TASK GOAL — Search the material for the word "chambre" and copy each line that holds it.

DATASET RECORDS —
###
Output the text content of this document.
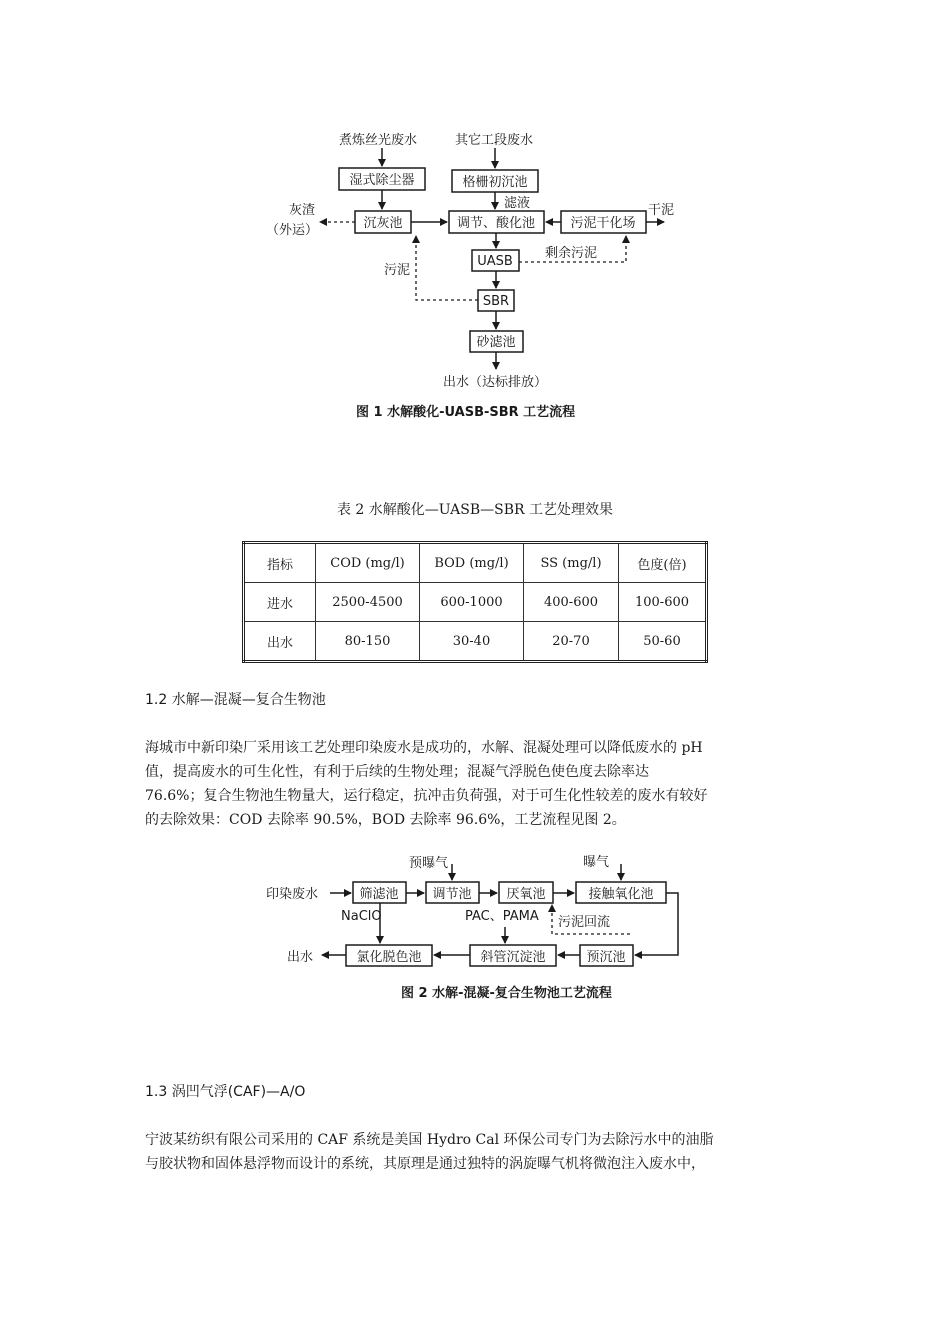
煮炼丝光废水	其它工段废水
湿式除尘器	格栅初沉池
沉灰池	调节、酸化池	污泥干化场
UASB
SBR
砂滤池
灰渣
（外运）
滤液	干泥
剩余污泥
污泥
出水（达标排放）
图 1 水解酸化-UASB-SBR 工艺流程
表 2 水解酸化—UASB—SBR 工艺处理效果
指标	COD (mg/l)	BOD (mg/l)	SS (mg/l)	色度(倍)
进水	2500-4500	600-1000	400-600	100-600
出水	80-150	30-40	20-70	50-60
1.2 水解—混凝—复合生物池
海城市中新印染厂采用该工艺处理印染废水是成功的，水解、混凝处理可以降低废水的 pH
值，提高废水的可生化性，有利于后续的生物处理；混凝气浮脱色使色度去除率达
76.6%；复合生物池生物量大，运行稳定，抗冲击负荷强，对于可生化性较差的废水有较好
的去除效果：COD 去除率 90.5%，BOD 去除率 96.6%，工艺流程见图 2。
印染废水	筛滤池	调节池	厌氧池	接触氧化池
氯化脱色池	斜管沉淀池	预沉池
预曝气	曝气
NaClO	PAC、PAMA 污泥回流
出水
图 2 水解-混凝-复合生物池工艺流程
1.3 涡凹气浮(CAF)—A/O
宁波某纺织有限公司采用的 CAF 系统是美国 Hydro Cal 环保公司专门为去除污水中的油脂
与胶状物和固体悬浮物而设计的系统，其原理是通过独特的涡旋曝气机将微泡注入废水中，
###
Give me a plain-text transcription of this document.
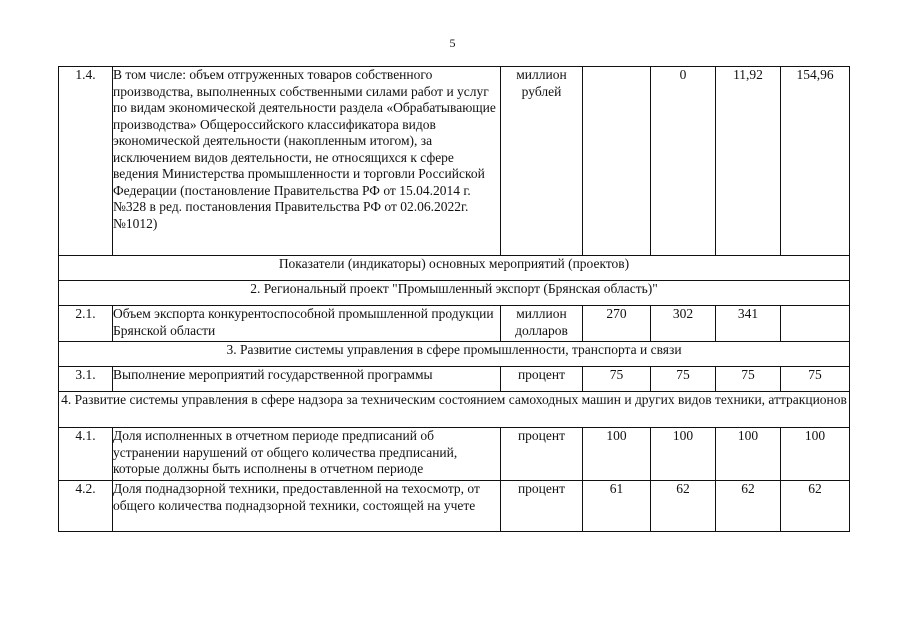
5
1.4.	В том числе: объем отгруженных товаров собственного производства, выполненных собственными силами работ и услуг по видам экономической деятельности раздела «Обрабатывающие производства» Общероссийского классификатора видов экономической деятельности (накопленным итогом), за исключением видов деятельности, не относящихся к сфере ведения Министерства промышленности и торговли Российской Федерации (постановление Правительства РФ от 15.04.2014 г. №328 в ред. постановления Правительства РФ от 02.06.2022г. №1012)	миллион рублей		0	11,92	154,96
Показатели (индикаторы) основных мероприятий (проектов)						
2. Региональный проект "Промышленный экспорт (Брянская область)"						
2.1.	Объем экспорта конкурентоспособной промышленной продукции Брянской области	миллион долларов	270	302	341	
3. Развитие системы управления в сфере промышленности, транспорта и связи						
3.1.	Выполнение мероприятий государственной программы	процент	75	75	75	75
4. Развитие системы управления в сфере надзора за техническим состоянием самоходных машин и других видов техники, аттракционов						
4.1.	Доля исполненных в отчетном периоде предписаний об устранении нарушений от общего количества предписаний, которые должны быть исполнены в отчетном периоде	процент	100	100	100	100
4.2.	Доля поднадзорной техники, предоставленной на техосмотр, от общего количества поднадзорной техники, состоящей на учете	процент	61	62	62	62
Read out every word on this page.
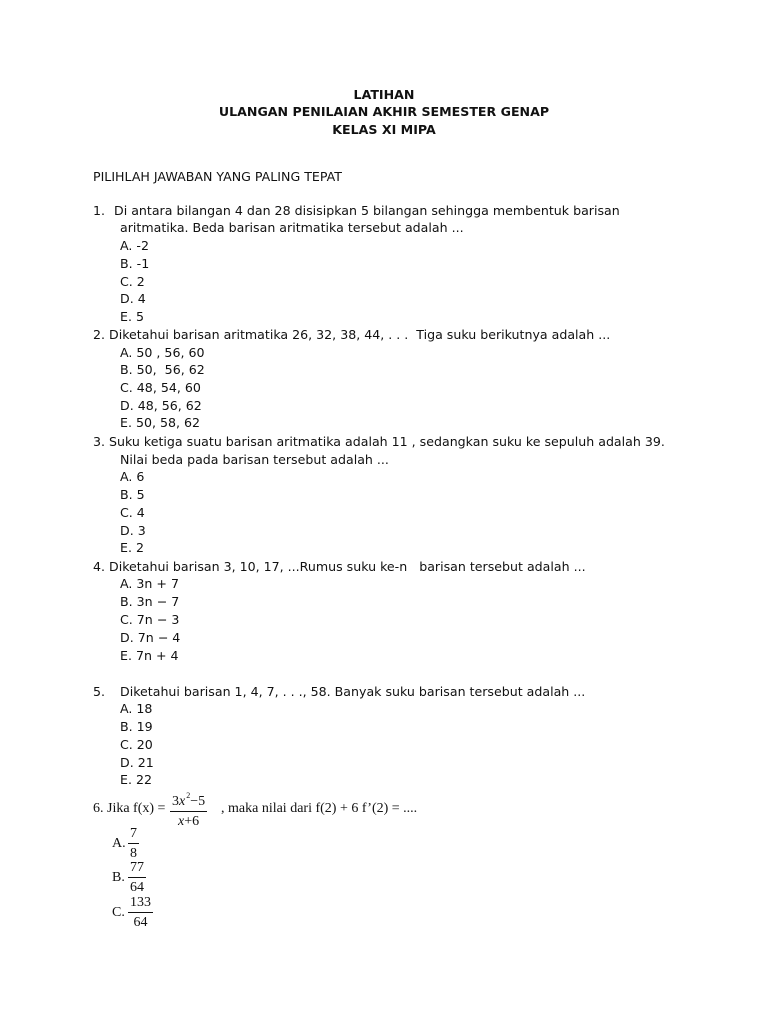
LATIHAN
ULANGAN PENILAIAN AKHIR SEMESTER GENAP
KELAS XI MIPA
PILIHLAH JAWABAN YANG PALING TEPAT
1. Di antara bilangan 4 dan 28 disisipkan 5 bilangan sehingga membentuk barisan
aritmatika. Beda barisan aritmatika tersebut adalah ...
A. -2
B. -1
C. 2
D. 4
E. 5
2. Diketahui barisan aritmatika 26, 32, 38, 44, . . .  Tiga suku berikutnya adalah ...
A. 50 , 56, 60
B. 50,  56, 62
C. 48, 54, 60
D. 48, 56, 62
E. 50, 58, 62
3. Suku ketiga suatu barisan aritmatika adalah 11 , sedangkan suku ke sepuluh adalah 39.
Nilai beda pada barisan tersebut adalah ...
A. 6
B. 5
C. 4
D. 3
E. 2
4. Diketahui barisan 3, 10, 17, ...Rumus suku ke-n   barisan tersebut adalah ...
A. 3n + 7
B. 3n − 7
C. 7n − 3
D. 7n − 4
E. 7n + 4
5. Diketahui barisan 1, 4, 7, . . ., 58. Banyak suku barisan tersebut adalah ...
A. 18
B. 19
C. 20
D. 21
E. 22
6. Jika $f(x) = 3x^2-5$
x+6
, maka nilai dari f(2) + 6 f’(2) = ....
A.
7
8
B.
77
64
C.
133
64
###
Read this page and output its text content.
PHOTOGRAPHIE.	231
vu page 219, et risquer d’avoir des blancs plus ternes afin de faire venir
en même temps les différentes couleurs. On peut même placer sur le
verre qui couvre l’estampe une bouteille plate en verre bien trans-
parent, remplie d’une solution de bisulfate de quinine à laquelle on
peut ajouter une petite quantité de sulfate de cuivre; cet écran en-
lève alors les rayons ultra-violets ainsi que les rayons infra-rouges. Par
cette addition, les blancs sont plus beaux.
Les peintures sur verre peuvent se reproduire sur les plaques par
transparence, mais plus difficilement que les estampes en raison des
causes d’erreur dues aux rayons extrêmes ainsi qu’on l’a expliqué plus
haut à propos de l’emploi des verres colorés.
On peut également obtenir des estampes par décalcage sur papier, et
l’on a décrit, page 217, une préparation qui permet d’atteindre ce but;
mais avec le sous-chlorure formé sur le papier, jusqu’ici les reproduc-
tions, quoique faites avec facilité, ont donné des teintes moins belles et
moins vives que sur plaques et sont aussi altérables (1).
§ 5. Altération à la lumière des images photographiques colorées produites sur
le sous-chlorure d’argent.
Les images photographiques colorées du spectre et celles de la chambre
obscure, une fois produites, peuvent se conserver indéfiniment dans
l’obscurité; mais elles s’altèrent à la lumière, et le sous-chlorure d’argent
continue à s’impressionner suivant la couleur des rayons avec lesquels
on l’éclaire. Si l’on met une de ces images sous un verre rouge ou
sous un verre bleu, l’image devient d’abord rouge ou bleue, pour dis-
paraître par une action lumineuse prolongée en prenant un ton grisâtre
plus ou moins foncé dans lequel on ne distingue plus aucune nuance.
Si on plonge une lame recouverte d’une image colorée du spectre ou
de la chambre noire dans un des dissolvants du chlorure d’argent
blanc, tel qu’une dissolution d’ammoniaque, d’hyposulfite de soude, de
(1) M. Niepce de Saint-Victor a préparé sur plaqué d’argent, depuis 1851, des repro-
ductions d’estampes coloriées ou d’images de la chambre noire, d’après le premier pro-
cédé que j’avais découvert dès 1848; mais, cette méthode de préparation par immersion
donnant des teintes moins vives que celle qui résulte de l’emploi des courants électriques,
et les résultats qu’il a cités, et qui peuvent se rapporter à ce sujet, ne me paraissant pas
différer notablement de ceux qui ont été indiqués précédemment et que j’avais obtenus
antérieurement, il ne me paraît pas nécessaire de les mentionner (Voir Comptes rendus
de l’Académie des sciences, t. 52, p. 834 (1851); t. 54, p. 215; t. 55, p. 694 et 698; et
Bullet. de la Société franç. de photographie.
###
RESULT OF THIS TASK —
Les images photographiques colorées du spectre et celles de la chambre
de la chambre noire dans un des dissolvants du chlorure d’argent
ductions d’estampes coloriées ou d’images de la chambre noire, d’après le premier pro-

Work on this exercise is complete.